[Passage]

= = = = = = =

Chime provides fee-free online banking services through a well-received mobile app.
Money expert Clark Howard likes online-only banks because they don’t have many fees and carry low (or zero) minimum balance requirements.
Table of Contents
- Chime Review: Quick Look
- What Is Chime?
- Chime Checking Account
- Chime Savings Account
- Chime’s Notable Features
- Chime Review: Where It Shines
- Chime Review: Where It Falls Short
- Who Should Use Chime for Banking
- Online Banking: Alternative Options
Chime Review: Quick Look
|Financial software company (banking services)
|Competitive interest rate, automated savings, early access to direct deposits
|Lacks branches, joint accounts and loans
|Anyone OK with banking online, especially the unbanked and those with a negative banking history
What Is Chime?
Founded in 2013, San Francisco-based Chime considers itself a financial services software company. But for all practical purposes, it operates similarly to a fee-free online bank.

= = = = = = =

[Records from a data collection]
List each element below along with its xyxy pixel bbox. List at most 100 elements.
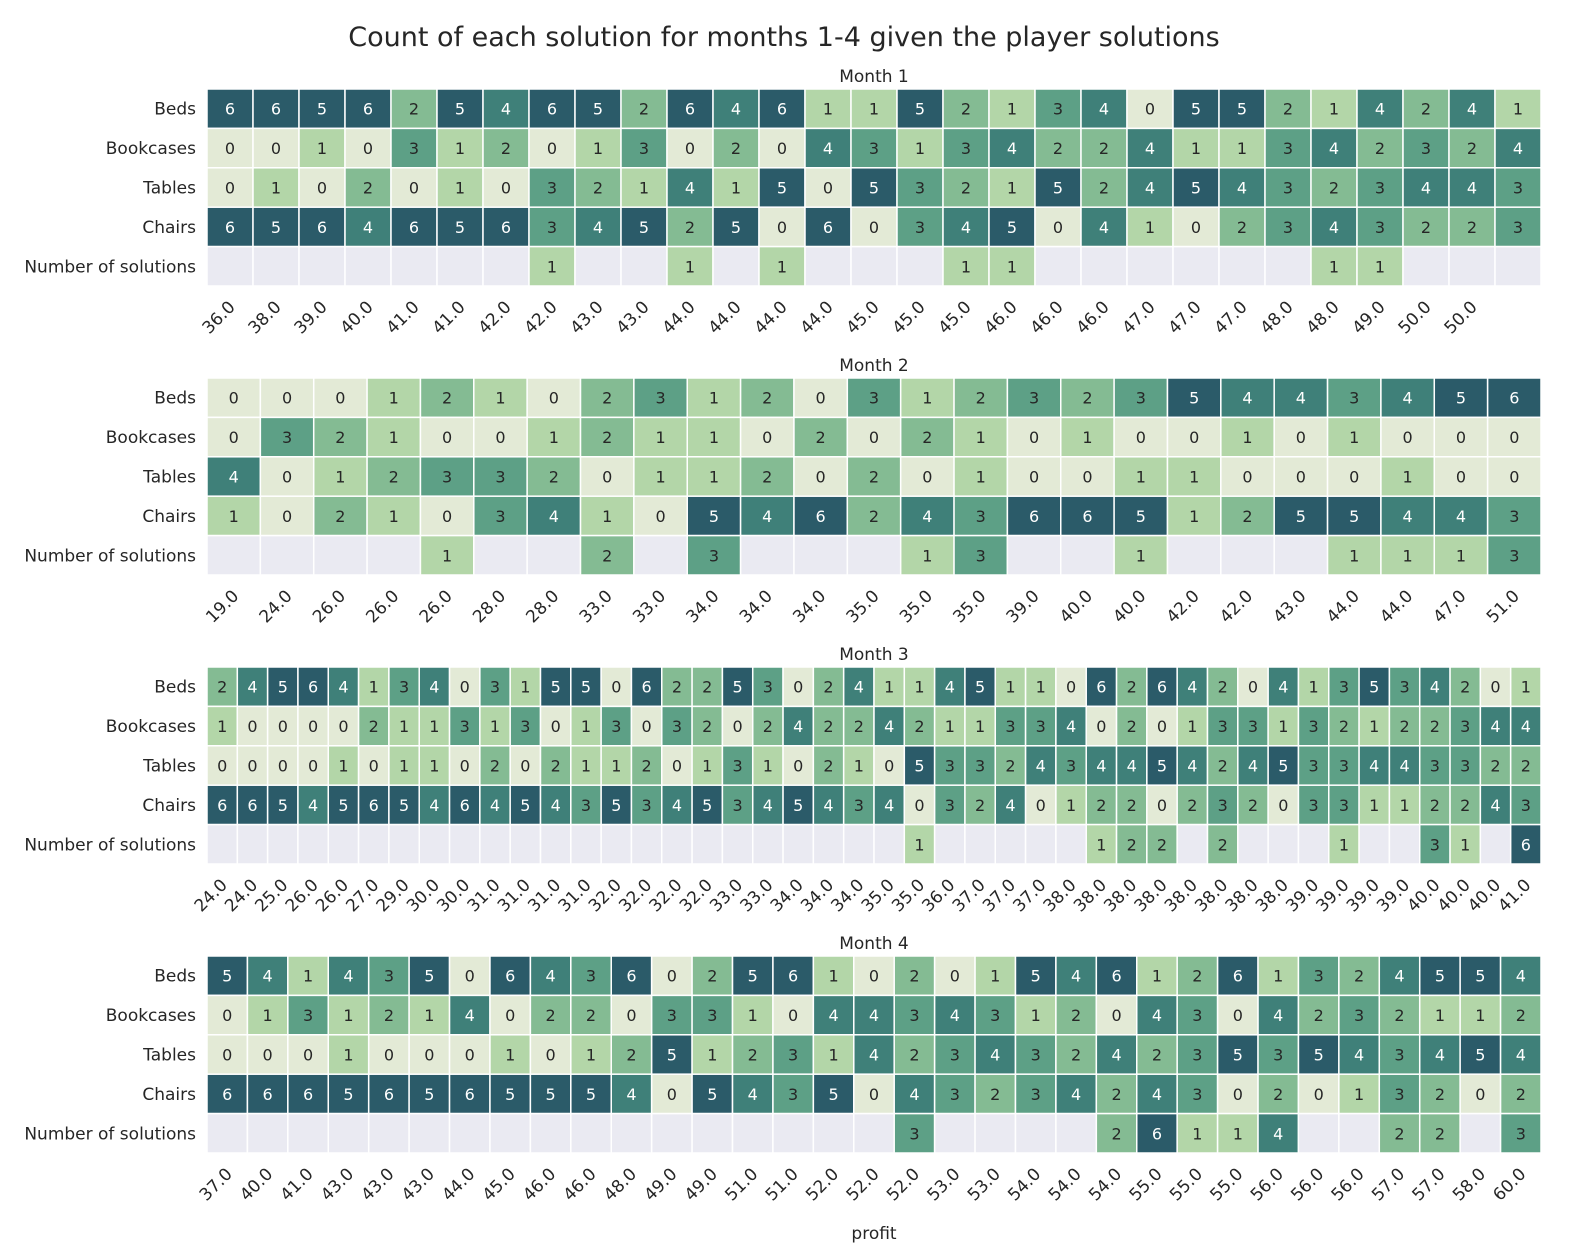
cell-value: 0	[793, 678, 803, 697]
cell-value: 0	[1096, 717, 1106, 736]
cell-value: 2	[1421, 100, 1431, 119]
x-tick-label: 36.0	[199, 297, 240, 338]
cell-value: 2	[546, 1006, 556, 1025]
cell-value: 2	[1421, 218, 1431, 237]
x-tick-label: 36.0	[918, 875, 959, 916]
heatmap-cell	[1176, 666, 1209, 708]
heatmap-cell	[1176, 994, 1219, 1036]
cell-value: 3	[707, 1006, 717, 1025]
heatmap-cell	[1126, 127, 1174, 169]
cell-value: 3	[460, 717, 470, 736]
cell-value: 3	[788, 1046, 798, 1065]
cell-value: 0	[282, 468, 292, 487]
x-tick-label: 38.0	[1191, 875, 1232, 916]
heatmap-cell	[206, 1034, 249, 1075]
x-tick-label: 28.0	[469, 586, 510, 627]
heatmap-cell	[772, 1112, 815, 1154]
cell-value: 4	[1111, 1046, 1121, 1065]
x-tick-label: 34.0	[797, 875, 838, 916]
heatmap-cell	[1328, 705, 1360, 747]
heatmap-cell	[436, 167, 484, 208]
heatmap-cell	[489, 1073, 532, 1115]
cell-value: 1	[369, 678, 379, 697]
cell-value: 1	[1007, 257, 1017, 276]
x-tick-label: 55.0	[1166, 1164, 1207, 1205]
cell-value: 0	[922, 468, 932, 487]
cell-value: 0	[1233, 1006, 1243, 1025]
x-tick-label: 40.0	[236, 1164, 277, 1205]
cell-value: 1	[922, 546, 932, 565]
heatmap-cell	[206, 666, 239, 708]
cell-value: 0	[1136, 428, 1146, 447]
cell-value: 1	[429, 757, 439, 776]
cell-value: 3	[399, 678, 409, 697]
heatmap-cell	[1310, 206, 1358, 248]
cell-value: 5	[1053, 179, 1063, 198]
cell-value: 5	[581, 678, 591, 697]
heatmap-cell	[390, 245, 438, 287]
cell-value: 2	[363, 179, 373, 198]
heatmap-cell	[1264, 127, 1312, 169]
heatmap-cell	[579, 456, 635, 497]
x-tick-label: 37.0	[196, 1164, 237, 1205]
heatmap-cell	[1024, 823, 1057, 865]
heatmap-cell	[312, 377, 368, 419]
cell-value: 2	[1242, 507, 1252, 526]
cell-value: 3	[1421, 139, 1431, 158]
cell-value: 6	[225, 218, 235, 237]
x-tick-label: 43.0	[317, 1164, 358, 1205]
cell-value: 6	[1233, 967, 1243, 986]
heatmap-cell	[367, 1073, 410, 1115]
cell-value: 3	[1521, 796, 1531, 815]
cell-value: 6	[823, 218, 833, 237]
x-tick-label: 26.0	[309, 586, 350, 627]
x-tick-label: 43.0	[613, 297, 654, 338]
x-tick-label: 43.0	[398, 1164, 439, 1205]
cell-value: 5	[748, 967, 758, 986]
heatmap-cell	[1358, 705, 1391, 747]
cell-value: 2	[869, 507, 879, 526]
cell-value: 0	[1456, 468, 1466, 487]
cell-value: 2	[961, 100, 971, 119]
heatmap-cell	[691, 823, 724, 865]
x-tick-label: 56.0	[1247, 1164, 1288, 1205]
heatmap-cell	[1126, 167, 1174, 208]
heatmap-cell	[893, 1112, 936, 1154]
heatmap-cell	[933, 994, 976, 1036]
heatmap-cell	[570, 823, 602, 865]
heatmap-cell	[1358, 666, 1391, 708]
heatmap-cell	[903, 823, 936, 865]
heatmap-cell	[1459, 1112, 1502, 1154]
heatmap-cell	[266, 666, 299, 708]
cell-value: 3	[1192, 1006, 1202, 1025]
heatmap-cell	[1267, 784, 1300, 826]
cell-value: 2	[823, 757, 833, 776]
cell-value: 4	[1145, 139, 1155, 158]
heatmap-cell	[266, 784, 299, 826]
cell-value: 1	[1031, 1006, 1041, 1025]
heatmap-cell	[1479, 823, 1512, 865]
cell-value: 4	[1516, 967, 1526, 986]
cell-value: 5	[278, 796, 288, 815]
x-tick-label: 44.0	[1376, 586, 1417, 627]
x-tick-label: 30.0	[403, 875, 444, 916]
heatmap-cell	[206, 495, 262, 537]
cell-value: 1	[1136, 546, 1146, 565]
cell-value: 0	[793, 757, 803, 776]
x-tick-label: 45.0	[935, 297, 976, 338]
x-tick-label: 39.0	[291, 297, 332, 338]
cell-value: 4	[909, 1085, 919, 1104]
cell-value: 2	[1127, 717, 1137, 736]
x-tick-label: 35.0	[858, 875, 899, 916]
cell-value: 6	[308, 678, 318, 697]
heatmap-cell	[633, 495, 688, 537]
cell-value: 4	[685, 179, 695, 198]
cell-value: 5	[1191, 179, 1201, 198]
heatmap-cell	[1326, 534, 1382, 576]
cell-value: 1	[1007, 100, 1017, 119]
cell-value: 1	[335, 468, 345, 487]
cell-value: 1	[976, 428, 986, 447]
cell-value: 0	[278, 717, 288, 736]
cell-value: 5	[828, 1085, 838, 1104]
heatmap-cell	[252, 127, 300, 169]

= = = = = = =

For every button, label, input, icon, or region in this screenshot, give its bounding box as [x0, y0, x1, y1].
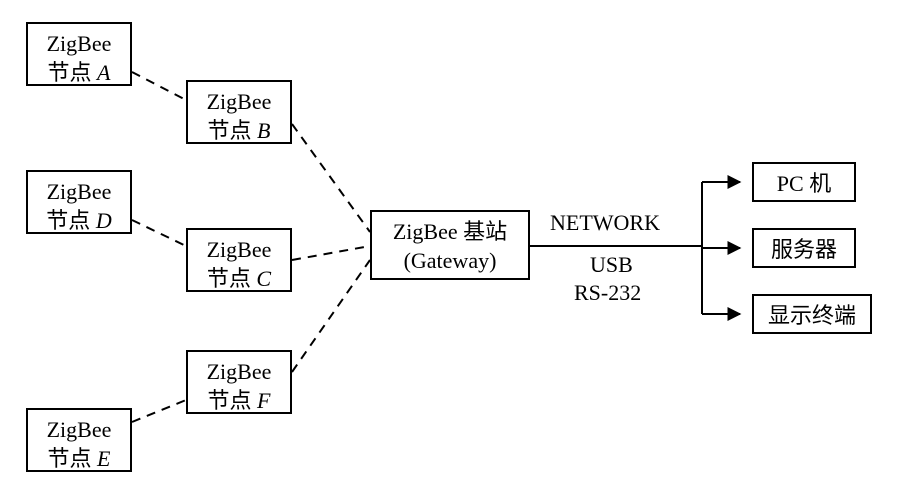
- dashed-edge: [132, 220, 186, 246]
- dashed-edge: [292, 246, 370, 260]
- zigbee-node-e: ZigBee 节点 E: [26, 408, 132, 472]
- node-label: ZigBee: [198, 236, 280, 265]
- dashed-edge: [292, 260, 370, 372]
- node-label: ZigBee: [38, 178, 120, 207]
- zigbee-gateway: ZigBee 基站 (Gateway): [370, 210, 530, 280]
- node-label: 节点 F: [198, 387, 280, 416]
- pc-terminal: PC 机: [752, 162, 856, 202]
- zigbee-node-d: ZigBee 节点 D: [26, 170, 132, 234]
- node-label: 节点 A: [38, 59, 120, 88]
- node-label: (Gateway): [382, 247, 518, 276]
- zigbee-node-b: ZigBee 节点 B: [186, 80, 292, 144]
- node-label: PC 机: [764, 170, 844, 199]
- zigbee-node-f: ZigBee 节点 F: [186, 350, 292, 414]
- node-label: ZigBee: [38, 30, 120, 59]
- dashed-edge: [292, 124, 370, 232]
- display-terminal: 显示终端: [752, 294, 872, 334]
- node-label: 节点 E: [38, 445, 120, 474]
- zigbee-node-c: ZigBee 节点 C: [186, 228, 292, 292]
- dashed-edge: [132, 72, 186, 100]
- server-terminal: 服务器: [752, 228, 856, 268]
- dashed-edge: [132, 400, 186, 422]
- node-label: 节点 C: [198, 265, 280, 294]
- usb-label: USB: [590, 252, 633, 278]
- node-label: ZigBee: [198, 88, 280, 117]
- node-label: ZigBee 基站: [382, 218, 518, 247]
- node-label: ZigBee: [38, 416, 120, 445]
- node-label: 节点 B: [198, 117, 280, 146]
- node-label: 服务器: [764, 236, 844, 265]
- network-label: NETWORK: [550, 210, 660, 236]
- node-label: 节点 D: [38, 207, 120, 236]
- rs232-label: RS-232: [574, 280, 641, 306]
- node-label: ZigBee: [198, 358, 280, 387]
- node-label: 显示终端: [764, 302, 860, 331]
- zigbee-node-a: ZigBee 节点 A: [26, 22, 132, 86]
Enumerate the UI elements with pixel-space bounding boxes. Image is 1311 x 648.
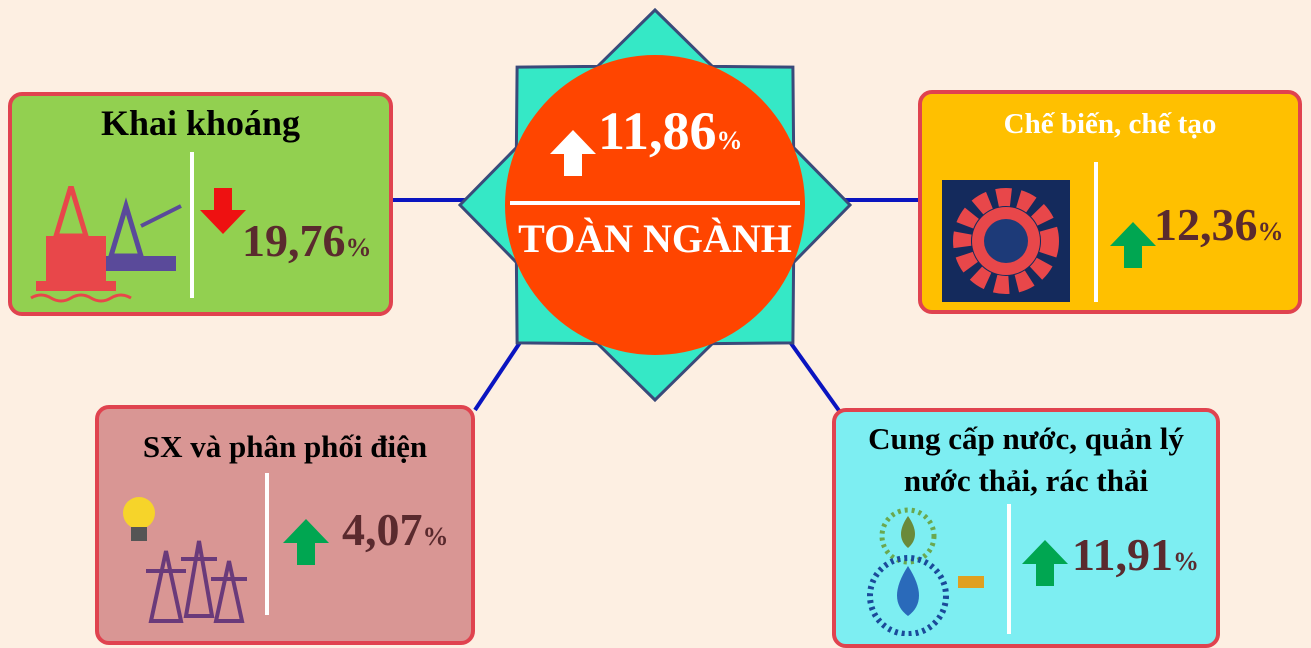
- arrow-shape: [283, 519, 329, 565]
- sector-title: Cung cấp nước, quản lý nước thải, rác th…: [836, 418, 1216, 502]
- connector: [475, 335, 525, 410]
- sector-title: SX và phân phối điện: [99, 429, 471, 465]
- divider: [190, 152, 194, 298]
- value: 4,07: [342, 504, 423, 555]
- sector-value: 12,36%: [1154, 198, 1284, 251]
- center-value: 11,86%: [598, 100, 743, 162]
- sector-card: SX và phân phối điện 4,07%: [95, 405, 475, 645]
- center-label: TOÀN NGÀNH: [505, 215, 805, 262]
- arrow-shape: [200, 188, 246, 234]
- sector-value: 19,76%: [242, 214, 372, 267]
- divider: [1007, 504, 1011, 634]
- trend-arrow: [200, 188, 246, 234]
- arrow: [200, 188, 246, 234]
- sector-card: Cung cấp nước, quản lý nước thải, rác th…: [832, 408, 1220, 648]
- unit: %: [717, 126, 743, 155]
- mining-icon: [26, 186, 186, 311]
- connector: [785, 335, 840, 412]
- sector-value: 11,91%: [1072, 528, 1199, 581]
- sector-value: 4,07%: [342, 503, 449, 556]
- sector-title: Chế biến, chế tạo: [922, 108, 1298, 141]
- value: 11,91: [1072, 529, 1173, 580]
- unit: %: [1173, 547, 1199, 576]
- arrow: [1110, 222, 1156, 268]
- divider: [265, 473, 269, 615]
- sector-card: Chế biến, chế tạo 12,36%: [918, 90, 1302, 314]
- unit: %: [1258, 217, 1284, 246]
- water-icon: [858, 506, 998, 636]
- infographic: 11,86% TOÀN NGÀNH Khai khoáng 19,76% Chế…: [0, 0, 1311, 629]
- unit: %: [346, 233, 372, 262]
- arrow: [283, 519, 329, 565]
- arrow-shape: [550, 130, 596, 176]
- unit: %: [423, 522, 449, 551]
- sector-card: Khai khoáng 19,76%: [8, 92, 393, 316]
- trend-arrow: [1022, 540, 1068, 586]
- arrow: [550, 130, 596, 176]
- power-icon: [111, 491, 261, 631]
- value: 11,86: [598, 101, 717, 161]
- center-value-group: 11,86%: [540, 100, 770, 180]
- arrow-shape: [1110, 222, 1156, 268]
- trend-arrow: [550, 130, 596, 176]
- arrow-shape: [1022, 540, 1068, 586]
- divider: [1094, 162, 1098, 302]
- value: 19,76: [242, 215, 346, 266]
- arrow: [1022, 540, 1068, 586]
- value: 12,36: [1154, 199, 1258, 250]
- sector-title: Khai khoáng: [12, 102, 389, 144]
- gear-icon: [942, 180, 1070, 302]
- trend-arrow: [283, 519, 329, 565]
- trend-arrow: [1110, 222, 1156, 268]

= = = = = = =

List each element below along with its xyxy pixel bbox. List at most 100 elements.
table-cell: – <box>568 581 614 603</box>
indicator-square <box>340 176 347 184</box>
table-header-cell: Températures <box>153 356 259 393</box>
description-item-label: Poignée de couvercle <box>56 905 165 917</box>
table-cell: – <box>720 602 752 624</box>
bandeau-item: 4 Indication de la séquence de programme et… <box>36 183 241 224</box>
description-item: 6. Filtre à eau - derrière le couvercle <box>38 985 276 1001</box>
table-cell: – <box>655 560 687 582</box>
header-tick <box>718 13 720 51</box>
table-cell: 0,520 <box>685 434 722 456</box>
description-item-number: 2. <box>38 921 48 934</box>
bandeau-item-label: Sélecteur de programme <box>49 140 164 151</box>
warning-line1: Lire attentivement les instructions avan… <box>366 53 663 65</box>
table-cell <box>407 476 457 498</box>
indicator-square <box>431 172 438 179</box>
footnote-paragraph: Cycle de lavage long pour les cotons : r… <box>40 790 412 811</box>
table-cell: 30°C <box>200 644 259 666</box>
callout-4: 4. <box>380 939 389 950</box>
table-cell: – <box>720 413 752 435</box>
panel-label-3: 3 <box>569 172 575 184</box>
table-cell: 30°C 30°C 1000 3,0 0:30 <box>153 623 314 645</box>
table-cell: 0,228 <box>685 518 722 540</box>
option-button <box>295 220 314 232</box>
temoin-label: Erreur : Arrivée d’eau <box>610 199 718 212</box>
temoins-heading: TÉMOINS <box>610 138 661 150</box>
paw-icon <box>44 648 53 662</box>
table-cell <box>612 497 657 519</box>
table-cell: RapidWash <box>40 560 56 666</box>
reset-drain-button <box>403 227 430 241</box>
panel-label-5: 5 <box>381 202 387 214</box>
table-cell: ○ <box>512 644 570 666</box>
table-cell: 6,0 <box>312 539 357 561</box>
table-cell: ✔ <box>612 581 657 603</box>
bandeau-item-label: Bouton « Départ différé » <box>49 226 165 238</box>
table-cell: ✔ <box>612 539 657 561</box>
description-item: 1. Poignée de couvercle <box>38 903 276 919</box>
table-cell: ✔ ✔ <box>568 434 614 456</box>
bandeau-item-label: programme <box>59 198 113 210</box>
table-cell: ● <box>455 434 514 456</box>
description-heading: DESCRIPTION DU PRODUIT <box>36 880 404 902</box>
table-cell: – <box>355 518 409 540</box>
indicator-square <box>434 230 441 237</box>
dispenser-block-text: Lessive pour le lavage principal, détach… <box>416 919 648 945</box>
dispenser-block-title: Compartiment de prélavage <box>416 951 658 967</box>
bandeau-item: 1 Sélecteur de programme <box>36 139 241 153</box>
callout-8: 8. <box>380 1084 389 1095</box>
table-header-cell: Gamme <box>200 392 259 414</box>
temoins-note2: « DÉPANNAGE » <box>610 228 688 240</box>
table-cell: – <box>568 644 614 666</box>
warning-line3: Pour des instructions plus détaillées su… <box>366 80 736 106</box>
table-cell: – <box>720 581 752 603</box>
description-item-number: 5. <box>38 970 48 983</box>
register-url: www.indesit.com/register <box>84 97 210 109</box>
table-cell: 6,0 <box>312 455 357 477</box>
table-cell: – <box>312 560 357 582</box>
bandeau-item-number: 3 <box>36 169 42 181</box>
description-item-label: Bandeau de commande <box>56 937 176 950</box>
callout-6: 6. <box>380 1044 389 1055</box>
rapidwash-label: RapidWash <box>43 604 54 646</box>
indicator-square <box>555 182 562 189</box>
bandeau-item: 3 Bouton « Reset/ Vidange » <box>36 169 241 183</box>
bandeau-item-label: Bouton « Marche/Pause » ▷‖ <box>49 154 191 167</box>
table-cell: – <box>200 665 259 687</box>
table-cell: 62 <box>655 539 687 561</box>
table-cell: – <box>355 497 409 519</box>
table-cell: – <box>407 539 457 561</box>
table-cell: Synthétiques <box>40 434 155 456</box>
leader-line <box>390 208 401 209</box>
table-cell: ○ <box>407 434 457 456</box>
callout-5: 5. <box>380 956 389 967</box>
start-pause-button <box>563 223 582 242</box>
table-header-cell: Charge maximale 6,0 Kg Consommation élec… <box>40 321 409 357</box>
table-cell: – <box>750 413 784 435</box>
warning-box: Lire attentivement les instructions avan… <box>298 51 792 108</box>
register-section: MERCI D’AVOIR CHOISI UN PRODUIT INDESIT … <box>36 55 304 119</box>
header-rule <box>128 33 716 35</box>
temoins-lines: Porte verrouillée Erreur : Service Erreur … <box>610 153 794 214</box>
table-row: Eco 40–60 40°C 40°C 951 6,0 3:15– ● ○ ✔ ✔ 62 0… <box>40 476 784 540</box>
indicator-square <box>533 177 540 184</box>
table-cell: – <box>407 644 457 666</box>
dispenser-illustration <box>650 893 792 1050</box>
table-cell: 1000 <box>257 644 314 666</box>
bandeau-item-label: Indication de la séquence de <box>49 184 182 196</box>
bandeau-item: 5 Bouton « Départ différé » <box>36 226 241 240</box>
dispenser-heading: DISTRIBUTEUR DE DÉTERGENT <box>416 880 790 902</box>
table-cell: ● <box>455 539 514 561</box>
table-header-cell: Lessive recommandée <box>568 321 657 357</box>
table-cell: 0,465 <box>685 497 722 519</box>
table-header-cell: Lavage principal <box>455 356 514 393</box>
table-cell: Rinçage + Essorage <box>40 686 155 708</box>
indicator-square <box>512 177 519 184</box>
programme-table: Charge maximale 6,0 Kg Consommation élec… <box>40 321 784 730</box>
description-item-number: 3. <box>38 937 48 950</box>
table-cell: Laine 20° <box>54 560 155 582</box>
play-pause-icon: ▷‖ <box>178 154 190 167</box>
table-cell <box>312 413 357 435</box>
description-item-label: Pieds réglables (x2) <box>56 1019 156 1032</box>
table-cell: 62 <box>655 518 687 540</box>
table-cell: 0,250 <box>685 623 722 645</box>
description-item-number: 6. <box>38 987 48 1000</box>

= = = = = = =

[Problem] Reproduce the part of the Chime review that opens with the words containing "Money expert Clark" and closes with "- What Is Chime?". These records have no connection to the Chime review.

[Final answer]
Money expert Clark Howard likes online-only banks because they don’t have many fees and carry low (or zero) minimum balance requirements.
Table of Contents
- Chime Review: Quick Look
- What Is Chime?